Find how many lines hold the word "الذي". Give only the number.

▶ Saved entries:
· · · · · · ·

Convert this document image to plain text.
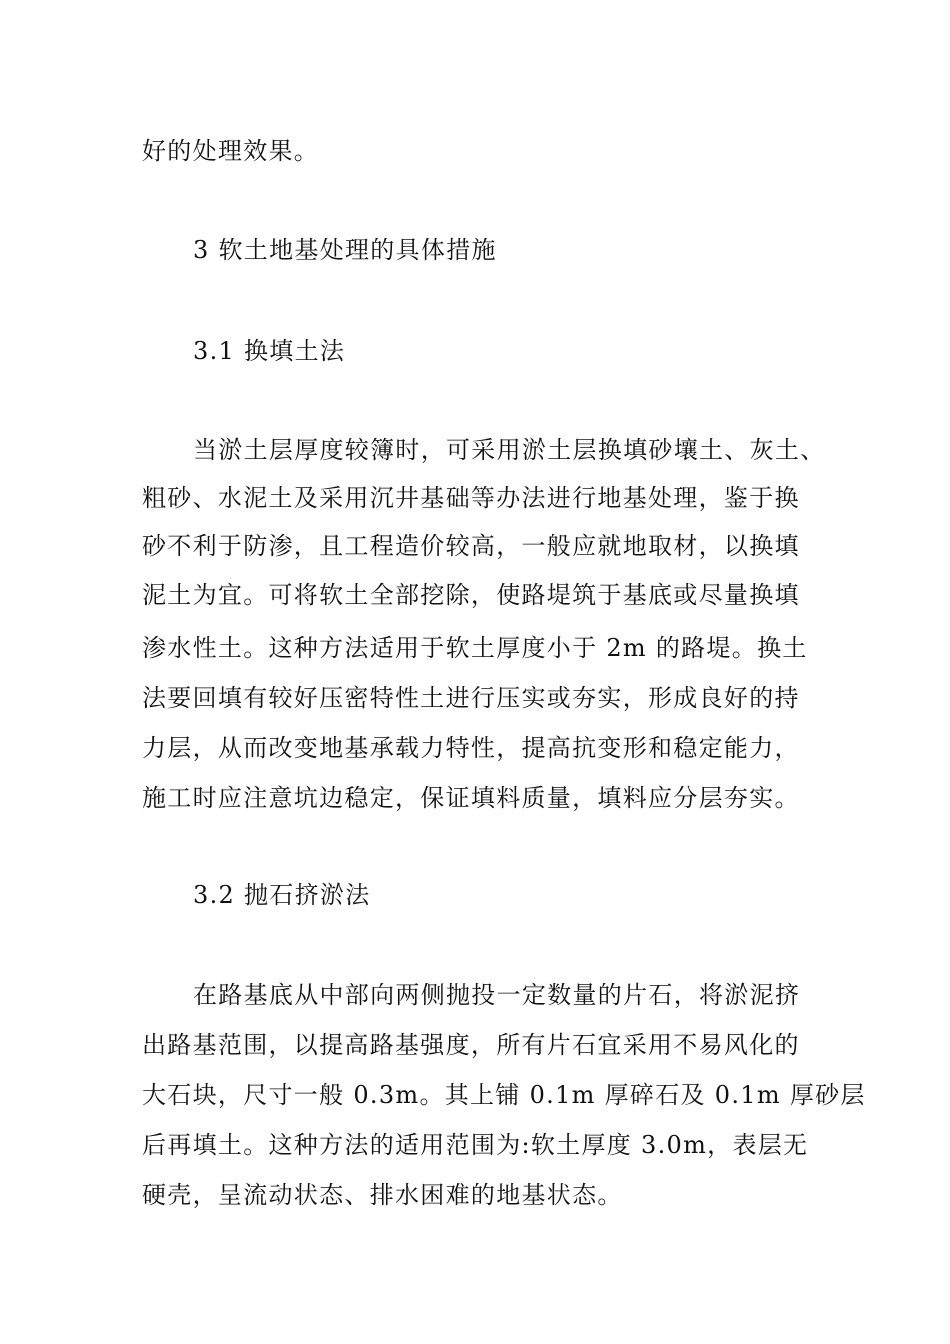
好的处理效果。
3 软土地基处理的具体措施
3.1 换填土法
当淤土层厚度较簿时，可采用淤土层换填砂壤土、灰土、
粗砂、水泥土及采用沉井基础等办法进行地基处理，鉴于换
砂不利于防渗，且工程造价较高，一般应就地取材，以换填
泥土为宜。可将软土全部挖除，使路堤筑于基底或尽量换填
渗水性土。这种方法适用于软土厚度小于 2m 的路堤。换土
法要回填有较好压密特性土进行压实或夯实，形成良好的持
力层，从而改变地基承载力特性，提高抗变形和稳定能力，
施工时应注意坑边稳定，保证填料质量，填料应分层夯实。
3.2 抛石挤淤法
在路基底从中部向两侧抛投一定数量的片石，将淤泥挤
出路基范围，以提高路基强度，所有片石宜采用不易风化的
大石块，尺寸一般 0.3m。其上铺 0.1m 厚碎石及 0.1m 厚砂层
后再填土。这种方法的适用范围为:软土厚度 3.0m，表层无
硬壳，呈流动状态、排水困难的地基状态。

· · · · · · ·

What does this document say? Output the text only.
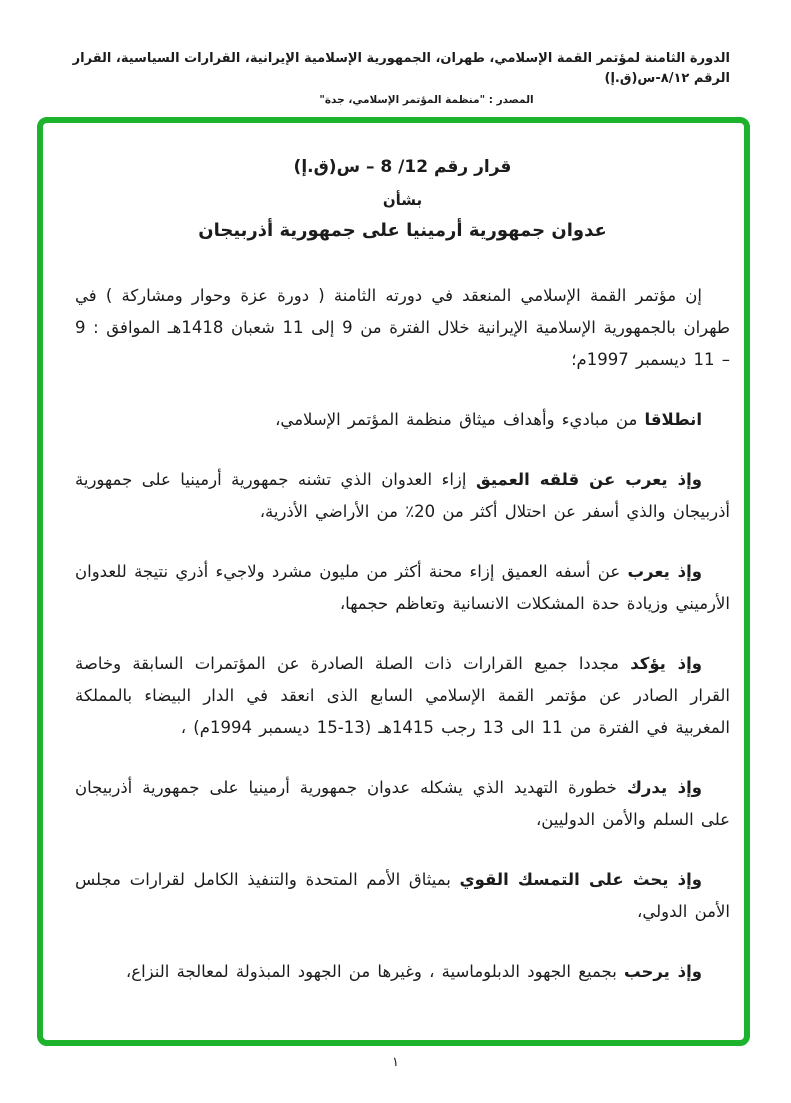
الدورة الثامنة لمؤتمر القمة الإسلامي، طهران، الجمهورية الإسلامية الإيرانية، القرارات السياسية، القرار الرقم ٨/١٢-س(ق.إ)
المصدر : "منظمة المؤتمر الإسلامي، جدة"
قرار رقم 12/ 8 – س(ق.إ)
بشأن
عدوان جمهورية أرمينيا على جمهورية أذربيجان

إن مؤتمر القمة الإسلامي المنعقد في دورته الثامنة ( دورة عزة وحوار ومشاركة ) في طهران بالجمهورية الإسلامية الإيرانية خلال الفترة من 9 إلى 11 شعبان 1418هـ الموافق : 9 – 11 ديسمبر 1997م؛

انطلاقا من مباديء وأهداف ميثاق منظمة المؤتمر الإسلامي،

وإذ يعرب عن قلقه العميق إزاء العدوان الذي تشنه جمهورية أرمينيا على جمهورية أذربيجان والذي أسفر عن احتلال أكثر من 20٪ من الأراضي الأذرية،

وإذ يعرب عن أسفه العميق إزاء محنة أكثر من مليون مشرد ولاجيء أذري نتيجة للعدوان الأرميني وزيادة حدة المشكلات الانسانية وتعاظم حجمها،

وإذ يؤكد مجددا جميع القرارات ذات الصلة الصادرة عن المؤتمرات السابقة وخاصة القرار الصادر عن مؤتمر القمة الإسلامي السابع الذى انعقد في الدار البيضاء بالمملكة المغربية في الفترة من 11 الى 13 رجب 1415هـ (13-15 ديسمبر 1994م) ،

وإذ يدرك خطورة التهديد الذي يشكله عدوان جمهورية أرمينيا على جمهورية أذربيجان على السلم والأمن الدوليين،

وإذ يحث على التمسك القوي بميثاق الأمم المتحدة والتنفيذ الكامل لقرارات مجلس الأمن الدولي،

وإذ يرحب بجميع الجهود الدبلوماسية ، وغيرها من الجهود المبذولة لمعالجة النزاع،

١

· · · · · · ·

▶ Exercise result: 2